WHAT YOU ARE ASKED TO DO:
Each entry below must be repeated word for word.

───── DATA SUPPLIED

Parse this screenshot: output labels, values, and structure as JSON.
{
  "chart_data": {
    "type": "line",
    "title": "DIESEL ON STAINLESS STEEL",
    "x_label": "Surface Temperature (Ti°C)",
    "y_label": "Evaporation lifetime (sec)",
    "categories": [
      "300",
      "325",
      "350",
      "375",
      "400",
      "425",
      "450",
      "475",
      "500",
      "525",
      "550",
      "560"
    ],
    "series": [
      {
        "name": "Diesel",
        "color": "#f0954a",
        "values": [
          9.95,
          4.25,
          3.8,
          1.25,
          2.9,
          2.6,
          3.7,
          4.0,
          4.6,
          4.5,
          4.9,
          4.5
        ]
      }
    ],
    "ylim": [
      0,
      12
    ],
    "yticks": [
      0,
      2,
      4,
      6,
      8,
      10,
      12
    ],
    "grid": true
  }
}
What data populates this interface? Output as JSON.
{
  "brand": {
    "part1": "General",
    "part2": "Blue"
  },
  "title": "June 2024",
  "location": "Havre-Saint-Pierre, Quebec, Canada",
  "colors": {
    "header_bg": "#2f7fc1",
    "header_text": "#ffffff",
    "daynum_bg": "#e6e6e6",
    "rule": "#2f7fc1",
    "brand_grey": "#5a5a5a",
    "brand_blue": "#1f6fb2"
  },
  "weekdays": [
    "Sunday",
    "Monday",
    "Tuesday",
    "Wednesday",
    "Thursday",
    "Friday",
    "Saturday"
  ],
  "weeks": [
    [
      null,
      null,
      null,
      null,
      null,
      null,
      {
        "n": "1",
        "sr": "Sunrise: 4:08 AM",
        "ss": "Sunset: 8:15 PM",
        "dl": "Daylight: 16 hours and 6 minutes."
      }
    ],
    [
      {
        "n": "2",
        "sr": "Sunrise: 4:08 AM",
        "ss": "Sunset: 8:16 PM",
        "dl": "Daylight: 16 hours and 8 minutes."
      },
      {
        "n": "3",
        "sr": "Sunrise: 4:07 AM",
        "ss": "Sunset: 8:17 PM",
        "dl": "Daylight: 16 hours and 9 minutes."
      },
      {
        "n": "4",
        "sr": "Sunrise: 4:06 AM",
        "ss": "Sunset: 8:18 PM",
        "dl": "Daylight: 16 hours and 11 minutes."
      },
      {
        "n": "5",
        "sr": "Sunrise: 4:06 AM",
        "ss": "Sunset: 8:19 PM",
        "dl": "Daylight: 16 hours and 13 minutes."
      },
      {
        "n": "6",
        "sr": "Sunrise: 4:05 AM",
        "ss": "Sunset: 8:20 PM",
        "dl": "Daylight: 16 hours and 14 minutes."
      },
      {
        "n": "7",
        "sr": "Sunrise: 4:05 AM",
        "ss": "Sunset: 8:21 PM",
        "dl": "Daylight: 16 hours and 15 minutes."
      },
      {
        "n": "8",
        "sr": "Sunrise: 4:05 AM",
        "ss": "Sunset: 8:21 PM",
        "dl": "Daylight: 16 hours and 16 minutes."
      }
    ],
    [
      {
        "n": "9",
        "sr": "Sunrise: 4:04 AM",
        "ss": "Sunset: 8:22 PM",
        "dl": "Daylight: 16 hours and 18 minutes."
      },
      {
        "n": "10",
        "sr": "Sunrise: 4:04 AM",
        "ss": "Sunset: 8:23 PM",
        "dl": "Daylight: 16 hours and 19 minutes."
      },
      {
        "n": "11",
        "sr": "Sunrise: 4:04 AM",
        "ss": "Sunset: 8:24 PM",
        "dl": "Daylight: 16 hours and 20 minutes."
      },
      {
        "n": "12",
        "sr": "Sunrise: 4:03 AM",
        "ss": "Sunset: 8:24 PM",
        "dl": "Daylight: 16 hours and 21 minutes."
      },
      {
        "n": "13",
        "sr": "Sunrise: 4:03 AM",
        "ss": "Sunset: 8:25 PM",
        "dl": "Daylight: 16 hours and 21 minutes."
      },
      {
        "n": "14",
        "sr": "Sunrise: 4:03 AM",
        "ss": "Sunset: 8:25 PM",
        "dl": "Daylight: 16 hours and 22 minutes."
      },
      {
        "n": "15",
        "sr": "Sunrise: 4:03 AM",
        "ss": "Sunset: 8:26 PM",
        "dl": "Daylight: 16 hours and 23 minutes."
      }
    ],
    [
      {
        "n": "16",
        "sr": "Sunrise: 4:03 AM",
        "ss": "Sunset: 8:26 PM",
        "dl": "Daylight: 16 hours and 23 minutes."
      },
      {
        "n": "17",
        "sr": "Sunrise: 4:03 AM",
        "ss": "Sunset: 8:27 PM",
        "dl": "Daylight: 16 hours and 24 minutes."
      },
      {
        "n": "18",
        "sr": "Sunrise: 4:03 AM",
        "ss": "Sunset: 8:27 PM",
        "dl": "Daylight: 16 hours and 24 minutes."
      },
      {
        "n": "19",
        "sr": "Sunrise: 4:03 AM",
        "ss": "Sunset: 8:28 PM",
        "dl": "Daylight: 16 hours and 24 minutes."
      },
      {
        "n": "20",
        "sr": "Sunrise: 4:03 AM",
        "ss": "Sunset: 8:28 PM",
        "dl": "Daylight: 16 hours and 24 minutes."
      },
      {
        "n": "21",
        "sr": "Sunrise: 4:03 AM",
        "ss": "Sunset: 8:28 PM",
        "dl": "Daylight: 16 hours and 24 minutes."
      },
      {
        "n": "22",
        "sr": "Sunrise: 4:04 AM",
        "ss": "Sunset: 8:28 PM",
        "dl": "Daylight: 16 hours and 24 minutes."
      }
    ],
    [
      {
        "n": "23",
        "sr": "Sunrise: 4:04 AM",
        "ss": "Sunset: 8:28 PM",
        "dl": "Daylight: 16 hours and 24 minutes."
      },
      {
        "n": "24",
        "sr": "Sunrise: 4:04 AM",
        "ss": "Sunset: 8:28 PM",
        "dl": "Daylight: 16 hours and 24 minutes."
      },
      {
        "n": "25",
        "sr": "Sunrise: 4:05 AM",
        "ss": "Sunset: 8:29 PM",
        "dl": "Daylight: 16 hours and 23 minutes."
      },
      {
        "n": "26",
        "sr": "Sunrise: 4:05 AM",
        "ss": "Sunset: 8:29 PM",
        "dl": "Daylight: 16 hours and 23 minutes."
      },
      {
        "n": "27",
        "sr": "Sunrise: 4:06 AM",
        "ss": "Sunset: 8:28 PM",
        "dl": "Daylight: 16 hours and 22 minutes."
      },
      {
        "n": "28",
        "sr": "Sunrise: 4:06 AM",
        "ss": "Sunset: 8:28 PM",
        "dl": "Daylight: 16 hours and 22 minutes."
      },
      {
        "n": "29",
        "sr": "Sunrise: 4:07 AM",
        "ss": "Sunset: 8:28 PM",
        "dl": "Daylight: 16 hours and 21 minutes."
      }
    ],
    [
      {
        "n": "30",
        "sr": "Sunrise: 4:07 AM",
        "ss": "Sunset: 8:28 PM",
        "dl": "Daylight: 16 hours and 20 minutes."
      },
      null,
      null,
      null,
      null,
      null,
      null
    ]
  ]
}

──────────

ANSWER TO THE EXERCISE:
Parse this screenshot: output labels, values, and structure as JSON.
{
  "chart_data": {
    "type": "line",
    "title": "DIESEL ON STAINLESS STEEL",
    "x_label": "Surface Temperature (Ti°C)",
    "y_label": "Evaporation lifetime (sec)",
    "categories": [
      "300",
      "325",
      "350",
      "375",
      "400",
      "425",
      "450",
      "475",
      "500",
      "525",
      "550",
      "560"
    ],
    "series": [
      {
        "name": "Diesel",
        "color": "#f0954a",
        "values": [
          9.95,
          4.25,
          3.8,
          1.25,
          2.9,
          2.6,
          3.7,
          4.0,
          4.6,
          4.5,
          4.9,
          4.5
        ]
      }
    ],
    "ylim": [
      0,
      12
    ],
    "yticks": [
      0,
      2,
      4,
      6,
      8,
      10,
      12
    ],
    "grid": true
  }
}
What data populates this interface? Output as JSON.
{
  "brand": {
    "part1": "General",
    "part2": "Blue"
  },
  "title": "June 2024",
  "location": "Havre-Saint-Pierre, Quebec, Canada",
  "colors": {
    "header_bg": "#2f7fc1",
    "header_text": "#ffffff",
    "daynum_bg": "#e6e6e6",
    "rule": "#2f7fc1",
    "brand_grey": "#5a5a5a",
    "brand_blue": "#1f6fb2"
  },
  "weekdays": [
    "Sunday",
    "Monday",
    "Tuesday",
    "Wednesday",
    "Thursday",
    "Friday",
    "Saturday"
  ],
  "weeks": [
    [
      null,
      null,
      null,
      null,
      null,
      null,
      {
        "n": "1",
        "sr": "Sunrise: 4:08 AM",
        "ss": "Sunset: 8:15 PM",
        "dl": "Daylight: 16 hours and 6 minutes."
      }
    ],
    [
      {
        "n": "2",
        "sr": "Sunrise: 4:08 AM",
        "ss": "Sunset: 8:16 PM",
        "dl": "Daylight: 16 hours and 8 minutes."
      },
      {
        "n": "3",
        "sr": "Sunrise: 4:07 AM",
        "ss": "Sunset: 8:17 PM",
        "dl": "Daylight: 16 hours and 9 minutes."
      },
      {
        "n": "4",
        "sr": "Sunrise: 4:06 AM",
        "ss": "Sunset: 8:18 PM",
        "dl": "Daylight: 16 hours and 11 minutes."
      },
      {
        "n": "5",
        "sr": "Sunrise: 4:06 AM",
        "ss": "Sunset: 8:19 PM",
        "dl": "Daylight: 16 hours and 13 minutes."
      },
      {
        "n": "6",
        "sr": "Sunrise: 4:05 AM",
        "ss": "Sunset: 8:20 PM",
        "dl": "Daylight: 16 hours and 14 minutes."
      },
      {
        "n": "7",
        "sr": "Sunrise: 4:05 AM",
        "ss": "Sunset: 8:21 PM",
        "dl": "Daylight: 16 hours and 15 minutes."
      },
      {
        "n": "8",
        "sr": "Sunrise: 4:05 AM",
        "ss": "Sunset: 8:21 PM",
        "dl": "Daylight: 16 hours and 16 minutes."
      }
    ],
    [
      {
        "n": "9",
        "sr": "Sunrise: 4:04 AM",
        "ss": "Sunset: 8:22 PM",
        "dl": "Daylight: 16 hours and 18 minutes."
      },
      {
        "n": "10",
        "sr": "Sunrise: 4:04 AM",
        "ss": "Sunset: 8:23 PM",
        "dl": "Daylight: 16 hours and 19 minutes."
      },
      {
        "n": "11",
        "sr": "Sunrise: 4:04 AM",
        "ss": "Sunset: 8:24 PM",
        "dl": "Daylight: 16 hours and 20 minutes."
      },
      {
        "n": "12",
        "sr": "Sunrise: 4:03 AM",
        "ss": "Sunset: 8:24 PM",
        "dl": "Daylight: 16 hours and 21 minutes."
      },
      {
        "n": "13",
        "sr": "Sunrise: 4:03 AM",
        "ss": "Sunset: 8:25 PM",
        "dl": "Daylight: 16 hours and 21 minutes."
      },
      {
        "n": "14",
        "sr": "Sunrise: 4:03 AM",
        "ss": "Sunset: 8:25 PM",
        "dl": "Daylight: 16 hours and 22 minutes."
      },
      {
        "n": "15",
        "sr": "Sunrise: 4:03 AM",
        "ss": "Sunset: 8:26 PM",
        "dl": "Daylight: 16 hours and 23 minutes."
      }
    ],
    [
      {
        "n": "16",
        "sr": "Sunrise: 4:03 AM",
        "ss": "Sunset: 8:26 PM",
        "dl": "Daylight: 16 hours and 23 minutes."
      },
      {
        "n": "17",
        "sr": "Sunrise: 4:03 AM",
        "ss": "Sunset: 8:27 PM",
        "dl": "Daylight: 16 hours and 24 minutes."
      },
      {
        "n": "18",
        "sr": "Sunrise: 4:03 AM",
        "ss": "Sunset: 8:27 PM",
        "dl": "Daylight: 16 hours and 24 minutes."
      },
      {
        "n": "19",
        "sr": "Sunrise: 4:03 AM",
        "ss": "Sunset: 8:28 PM",
        "dl": "Daylight: 16 hours and 24 minutes."
      },
      {
        "n": "20",
        "sr": "Sunrise: 4:03 AM",
        "ss": "Sunset: 8:28 PM",
        "dl": "Daylight: 16 hours and 24 minutes."
      },
      {
        "n": "21",
        "sr": "Sunrise: 4:03 AM",
        "ss": "Sunset: 8:28 PM",
        "dl": "Daylight: 16 hours and 24 minutes."
      },
      {
        "n": "22",
        "sr": "Sunrise: 4:04 AM",
        "ss": "Sunset: 8:28 PM",
        "dl": "Daylight: 16 hours and 24 minutes."
      }
    ],
    [
      {
        "n": "23",
        "sr": "Sunrise: 4:04 AM",
        "ss": "Sunset: 8:28 PM",
        "dl": "Daylight: 16 hours and 24 minutes."
      },
      {
        "n": "24",
        "sr": "Sunrise: 4:04 AM",
        "ss": "Sunset: 8:28 PM",
        "dl": "Daylight: 16 hours and 24 minutes."
      },
      {
        "n": "25",
        "sr": "Sunrise: 4:05 AM",
        "ss": "Sunset: 8:29 PM",
        "dl": "Daylight: 16 hours and 23 minutes."
      },
      {
        "n": "26",
        "sr": "Sunrise: 4:05 AM",
        "ss": "Sunset: 8:29 PM",
        "dl": "Daylight: 16 hours and 23 minutes."
      },
      {
        "n": "27",
        "sr": "Sunrise: 4:06 AM",
        "ss": "Sunset: 8:28 PM",
        "dl": "Daylight: 16 hours and 22 minutes."
      },
      {
        "n": "28",
        "sr": "Sunrise: 4:06 AM",
        "ss": "Sunset: 8:28 PM",
        "dl": "Daylight: 16 hours and 22 minutes."
      },
      {
        "n": "29",
        "sr": "Sunrise: 4:07 AM",
        "ss": "Sunset: 8:28 PM",
        "dl": "Daylight: 16 hours and 21 minutes."
      }
    ],
    [
      {
        "n": "30",
        "sr": "Sunrise: 4:07 AM",
        "ss": "Sunset: 8:28 PM",
        "dl": "Daylight: 16 hours and 20 minutes."
      },
      null,
      null,
      null,
      null,
      null,
      null
    ]
  ]
}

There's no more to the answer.